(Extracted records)

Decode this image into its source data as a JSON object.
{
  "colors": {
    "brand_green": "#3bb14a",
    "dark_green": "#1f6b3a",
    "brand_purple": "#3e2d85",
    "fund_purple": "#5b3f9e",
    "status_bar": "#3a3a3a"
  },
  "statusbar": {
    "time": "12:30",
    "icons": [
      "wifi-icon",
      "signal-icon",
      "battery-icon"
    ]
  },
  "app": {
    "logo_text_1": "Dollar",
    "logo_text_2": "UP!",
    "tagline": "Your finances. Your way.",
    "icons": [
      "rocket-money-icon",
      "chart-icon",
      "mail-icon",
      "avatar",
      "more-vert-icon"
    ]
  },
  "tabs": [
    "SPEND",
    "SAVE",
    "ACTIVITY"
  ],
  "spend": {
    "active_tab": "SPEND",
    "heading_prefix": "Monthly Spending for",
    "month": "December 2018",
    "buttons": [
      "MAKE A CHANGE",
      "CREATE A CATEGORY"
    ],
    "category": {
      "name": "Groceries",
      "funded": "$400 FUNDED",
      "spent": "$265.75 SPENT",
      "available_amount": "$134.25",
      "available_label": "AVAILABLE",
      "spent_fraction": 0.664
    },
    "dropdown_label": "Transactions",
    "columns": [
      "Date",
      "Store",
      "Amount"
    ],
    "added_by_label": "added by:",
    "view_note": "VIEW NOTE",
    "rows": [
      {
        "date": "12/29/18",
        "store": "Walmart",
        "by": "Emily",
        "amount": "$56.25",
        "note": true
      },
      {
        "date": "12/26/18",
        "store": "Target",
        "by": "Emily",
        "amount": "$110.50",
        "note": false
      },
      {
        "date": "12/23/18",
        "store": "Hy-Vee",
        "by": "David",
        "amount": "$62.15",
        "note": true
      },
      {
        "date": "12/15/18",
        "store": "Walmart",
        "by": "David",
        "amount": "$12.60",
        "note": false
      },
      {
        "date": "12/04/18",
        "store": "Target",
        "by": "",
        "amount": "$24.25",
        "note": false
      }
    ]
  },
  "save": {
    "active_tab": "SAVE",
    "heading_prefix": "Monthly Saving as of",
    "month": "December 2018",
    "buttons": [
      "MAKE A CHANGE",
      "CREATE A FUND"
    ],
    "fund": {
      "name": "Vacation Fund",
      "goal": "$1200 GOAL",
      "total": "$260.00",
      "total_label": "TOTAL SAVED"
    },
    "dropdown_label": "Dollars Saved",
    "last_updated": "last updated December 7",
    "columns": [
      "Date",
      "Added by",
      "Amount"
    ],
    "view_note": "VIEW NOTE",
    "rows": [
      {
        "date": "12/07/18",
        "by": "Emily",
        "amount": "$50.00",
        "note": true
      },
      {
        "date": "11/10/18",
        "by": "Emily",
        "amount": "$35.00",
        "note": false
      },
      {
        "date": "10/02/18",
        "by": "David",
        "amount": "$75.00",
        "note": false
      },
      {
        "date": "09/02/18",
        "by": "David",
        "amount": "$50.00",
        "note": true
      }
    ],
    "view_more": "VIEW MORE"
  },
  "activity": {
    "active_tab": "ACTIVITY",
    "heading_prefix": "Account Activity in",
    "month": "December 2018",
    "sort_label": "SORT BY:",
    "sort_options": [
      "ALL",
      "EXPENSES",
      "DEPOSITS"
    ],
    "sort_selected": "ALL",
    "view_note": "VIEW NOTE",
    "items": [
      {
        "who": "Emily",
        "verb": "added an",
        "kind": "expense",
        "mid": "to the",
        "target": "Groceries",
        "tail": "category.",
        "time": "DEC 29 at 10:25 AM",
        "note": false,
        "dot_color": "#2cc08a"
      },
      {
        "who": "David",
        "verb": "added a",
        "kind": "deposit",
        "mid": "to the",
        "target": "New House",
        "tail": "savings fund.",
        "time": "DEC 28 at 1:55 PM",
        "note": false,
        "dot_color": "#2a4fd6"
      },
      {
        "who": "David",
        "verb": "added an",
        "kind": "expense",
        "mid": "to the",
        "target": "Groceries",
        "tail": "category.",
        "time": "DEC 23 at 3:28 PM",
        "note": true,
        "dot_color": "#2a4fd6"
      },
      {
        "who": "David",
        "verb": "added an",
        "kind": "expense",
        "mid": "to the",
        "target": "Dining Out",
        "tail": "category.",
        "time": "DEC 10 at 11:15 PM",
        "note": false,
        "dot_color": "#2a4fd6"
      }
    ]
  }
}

**THE REQUEST**
Copy each record from above without leaving any out.

**OUTPUT**
Decode this image into its source data as a JSON object.
{
  "colors": {
    "brand_green": "#3bb14a",
    "dark_green": "#1f6b3a",
    "brand_purple": "#3e2d85",
    "fund_purple": "#5b3f9e",
    "status_bar": "#3a3a3a"
  },
  "statusbar": {
    "time": "12:30",
    "icons": [
      "wifi-icon",
      "signal-icon",
      "battery-icon"
    ]
  },
  "app": {
    "logo_text_1": "Dollar",
    "logo_text_2": "UP!",
    "tagline": "Your finances. Your way.",
    "icons": [
      "rocket-money-icon",
      "chart-icon",
      "mail-icon",
      "avatar",
      "more-vert-icon"
    ]
  },
  "tabs": [
    "SPEND",
    "SAVE",
    "ACTIVITY"
  ],
  "spend": {
    "active_tab": "SPEND",
    "heading_prefix": "Monthly Spending for",
    "month": "December 2018",
    "buttons": [
      "MAKE A CHANGE",
      "CREATE A CATEGORY"
    ],
    "category": {
      "name": "Groceries",
      "funded": "$400 FUNDED",
      "spent": "$265.75 SPENT",
      "available_amount": "$134.25",
      "available_label": "AVAILABLE",
      "spent_fraction": 0.664
    },
    "dropdown_label": "Transactions",
    "columns": [
      "Date",
      "Store",
      "Amount"
    ],
    "added_by_label": "added by:",
    "view_note": "VIEW NOTE",
    "rows": [
      {
        "date": "12/29/18",
        "store": "Walmart",
        "by": "Emily",
        "amount": "$56.25",
        "note": true
      },
      {
        "date": "12/26/18",
        "store": "Target",
        "by": "Emily",
        "amount": "$110.50",
        "note": false
      },
      {
        "date": "12/23/18",
        "store": "Hy-Vee",
        "by": "David",
        "amount": "$62.15",
        "note": true
      },
      {
        "date": "12/15/18",
        "store": "Walmart",
        "by": "David",
        "amount": "$12.60",
        "note": false
      },
      {
        "date": "12/04/18",
        "store": "Target",
        "by": "",
        "amount": "$24.25",
        "note": false
      }
    ]
  },
  "save": {
    "active_tab": "SAVE",
    "heading_prefix": "Monthly Saving as of",
    "month": "December 2018",
    "buttons": [
      "MAKE A CHANGE",
      "CREATE A FUND"
    ],
    "fund": {
      "name": "Vacation Fund",
      "goal": "$1200 GOAL",
      "total": "$260.00",
      "total_label": "TOTAL SAVED"
    },
    "dropdown_label": "Dollars Saved",
    "last_updated": "last updated December 7",
    "columns": [
      "Date",
      "Added by",
      "Amount"
    ],
    "view_note": "VIEW NOTE",
    "rows": [
      {
        "date": "12/07/18",
        "by": "Emily",
        "amount": "$50.00",
        "note": true
      },
      {
        "date": "11/10/18",
        "by": "Emily",
        "amount": "$35.00",
        "note": false
      },
      {
        "date": "10/02/18",
        "by": "David",
        "amount": "$75.00",
        "note": false
      },
      {
        "date": "09/02/18",
        "by": "David",
        "amount": "$50.00",
        "note": true
      }
    ],
    "view_more": "VIEW MORE"
  },
  "activity": {
    "active_tab": "ACTIVITY",
    "heading_prefix": "Account Activity in",
    "month": "December 2018",
    "sort_label": "SORT BY:",
    "sort_options": [
      "ALL",
      "EXPENSES",
      "DEPOSITS"
    ],
    "sort_selected": "ALL",
    "view_note": "VIEW NOTE",
    "items": [
      {
        "who": "Emily",
        "verb": "added an",
        "kind": "expense",
        "mid": "to the",
        "target": "Groceries",
        "tail": "category.",
        "time": "DEC 29 at 10:25 AM",
        "note": false,
        "dot_color": "#2cc08a"
      },
      {
        "who": "David",
        "verb": "added a",
        "kind": "deposit",
        "mid": "to the",
        "target": "New House",
        "tail": "savings fund.",
        "time": "DEC 28 at 1:55 PM",
        "note": false,
        "dot_color": "#2a4fd6"
      },
      {
        "who": "David",
        "verb": "added an",
        "kind": "expense",
        "mid": "to the",
        "target": "Groceries",
        "tail": "category.",
        "time": "DEC 23 at 3:28 PM",
        "note": true,
        "dot_color": "#2a4fd6"
      },
      {
        "who": "David",
        "verb": "added an",
        "kind": "expense",
        "mid": "to the",
        "target": "Dining Out",
        "tail": "category.",
        "time": "DEC 10 at 11:15 PM",
        "note": false,
        "dot_color": "#2a4fd6"
      }
    ]
  }
}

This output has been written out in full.